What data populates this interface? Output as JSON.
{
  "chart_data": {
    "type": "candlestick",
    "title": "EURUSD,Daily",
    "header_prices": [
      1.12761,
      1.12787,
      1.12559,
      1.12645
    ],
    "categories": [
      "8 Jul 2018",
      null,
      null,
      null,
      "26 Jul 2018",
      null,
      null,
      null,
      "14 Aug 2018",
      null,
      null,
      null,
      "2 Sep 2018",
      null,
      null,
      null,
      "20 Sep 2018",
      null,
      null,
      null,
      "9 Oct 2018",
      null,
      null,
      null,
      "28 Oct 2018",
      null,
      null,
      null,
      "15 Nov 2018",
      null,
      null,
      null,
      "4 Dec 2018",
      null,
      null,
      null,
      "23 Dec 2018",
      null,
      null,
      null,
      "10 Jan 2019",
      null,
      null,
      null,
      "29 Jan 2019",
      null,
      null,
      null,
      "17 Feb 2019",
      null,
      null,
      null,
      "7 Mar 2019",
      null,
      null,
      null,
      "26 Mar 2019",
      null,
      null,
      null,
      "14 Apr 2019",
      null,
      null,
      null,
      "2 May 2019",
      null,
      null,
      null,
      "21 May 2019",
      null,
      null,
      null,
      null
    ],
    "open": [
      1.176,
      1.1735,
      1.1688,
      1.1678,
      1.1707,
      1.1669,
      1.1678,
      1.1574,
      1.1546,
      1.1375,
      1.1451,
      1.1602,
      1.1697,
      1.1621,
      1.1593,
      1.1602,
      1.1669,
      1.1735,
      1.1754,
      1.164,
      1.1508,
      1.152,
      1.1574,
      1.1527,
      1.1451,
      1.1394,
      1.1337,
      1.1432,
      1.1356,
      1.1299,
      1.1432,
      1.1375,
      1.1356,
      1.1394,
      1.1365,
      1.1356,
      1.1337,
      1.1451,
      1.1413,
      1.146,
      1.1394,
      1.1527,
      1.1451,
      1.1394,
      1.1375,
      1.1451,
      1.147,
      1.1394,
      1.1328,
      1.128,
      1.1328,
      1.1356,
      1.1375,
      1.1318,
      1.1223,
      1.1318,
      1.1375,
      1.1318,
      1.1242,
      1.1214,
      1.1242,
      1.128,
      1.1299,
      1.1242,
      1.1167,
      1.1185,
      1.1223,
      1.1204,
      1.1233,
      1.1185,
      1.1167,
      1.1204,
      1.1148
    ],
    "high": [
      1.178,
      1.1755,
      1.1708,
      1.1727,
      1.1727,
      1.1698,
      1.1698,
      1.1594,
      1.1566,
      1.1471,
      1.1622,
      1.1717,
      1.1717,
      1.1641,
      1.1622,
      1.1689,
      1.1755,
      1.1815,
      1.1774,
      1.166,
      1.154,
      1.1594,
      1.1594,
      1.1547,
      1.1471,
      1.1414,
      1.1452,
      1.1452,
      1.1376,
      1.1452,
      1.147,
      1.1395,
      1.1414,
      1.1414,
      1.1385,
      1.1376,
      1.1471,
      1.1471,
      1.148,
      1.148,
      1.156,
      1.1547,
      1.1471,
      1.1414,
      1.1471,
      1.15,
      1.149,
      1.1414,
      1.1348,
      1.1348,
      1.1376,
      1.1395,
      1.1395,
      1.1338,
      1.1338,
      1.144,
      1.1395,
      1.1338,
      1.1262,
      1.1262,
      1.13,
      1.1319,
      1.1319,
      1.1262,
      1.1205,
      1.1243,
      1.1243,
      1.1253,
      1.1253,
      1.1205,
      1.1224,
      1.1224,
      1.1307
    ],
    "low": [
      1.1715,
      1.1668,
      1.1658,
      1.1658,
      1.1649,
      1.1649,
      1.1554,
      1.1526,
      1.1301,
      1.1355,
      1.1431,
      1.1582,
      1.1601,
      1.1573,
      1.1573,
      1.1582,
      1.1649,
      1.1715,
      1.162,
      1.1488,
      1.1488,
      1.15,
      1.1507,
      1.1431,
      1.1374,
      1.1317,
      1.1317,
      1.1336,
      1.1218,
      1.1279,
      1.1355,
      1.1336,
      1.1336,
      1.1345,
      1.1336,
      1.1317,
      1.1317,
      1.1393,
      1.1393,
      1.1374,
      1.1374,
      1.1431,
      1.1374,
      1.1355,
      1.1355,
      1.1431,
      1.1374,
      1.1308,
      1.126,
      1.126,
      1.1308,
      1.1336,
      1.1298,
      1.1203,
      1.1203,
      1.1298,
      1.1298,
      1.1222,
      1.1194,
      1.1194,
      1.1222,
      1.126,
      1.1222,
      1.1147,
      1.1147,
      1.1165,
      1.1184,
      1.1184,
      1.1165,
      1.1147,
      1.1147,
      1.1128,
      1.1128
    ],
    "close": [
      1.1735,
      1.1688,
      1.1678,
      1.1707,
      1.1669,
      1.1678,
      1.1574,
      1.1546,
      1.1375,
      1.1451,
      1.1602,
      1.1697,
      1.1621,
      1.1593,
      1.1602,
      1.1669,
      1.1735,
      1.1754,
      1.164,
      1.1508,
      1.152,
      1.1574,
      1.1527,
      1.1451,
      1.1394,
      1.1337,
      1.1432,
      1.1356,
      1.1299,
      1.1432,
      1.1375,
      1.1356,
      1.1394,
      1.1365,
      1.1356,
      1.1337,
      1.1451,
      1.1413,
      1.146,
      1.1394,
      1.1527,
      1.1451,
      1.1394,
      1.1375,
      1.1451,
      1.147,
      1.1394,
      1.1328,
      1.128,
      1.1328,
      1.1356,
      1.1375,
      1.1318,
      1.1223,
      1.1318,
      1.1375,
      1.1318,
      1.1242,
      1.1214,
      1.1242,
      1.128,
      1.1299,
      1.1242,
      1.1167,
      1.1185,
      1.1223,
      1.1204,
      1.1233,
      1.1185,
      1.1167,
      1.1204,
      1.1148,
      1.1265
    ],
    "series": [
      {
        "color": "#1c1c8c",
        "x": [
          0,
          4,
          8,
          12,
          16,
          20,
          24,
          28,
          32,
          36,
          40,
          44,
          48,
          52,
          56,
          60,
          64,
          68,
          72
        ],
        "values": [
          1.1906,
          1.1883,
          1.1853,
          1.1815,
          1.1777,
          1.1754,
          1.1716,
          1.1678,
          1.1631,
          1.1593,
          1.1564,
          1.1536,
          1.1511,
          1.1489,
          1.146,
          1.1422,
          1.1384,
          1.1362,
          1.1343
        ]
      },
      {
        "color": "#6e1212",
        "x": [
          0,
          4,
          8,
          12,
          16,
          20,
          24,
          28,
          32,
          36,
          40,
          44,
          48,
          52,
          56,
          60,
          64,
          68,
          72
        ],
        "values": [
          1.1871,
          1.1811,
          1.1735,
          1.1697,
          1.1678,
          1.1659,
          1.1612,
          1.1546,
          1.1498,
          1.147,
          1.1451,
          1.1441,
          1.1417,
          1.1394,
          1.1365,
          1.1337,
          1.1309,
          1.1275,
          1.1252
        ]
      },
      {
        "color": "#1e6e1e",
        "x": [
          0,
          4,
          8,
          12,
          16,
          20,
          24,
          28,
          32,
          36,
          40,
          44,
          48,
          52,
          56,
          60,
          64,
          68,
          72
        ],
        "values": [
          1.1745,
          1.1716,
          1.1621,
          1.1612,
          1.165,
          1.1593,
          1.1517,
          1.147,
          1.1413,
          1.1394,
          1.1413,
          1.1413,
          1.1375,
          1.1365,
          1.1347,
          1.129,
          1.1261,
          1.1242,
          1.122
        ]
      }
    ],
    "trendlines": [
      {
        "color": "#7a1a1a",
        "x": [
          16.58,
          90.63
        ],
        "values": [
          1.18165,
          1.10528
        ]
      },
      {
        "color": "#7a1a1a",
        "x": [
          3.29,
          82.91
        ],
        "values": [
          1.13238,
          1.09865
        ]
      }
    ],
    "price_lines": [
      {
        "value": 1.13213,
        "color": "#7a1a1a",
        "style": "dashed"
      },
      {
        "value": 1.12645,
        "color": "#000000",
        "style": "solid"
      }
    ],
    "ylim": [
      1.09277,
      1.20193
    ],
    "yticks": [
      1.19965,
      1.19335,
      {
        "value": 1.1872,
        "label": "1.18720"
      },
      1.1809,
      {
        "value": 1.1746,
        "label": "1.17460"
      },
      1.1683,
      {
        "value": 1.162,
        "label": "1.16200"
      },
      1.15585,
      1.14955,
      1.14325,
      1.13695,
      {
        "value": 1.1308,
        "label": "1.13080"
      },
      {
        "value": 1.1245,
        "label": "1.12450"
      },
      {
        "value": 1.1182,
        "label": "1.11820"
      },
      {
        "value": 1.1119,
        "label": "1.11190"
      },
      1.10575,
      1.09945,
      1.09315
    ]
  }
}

==

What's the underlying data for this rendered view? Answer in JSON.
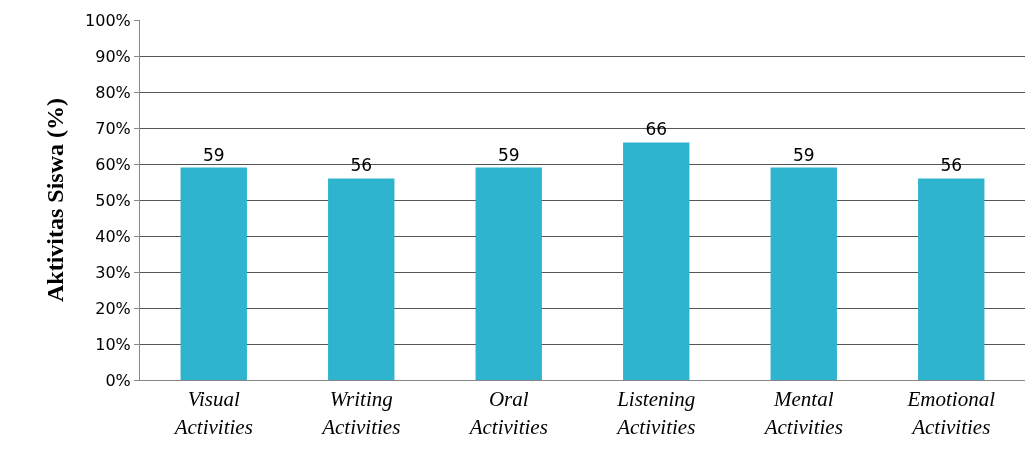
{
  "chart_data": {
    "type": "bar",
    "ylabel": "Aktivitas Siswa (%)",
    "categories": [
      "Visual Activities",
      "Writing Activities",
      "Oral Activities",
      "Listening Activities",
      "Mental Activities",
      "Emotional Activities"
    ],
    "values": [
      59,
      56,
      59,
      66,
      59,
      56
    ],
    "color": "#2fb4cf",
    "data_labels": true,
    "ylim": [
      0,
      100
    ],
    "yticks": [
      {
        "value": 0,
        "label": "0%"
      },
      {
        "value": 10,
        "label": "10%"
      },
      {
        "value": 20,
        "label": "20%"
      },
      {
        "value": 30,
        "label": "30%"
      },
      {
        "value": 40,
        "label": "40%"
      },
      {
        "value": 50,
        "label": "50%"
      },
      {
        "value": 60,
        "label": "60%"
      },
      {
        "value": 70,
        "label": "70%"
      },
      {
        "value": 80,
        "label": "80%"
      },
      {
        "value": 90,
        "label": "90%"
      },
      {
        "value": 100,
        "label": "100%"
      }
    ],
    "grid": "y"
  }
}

=== What you should do ===
Track down every line of the material containing the string "color", and copy it.

=== Written response ===
        "color": "#1c1c8c",
        "color": "#6e1212",
        "color": "#1e6e1e",
        "color": "#7a1a1a",
        "color": "#7a1a1a",
        "color": "#7a1a1a",
        "color": "#000000",
    "color": "#2fb4cf",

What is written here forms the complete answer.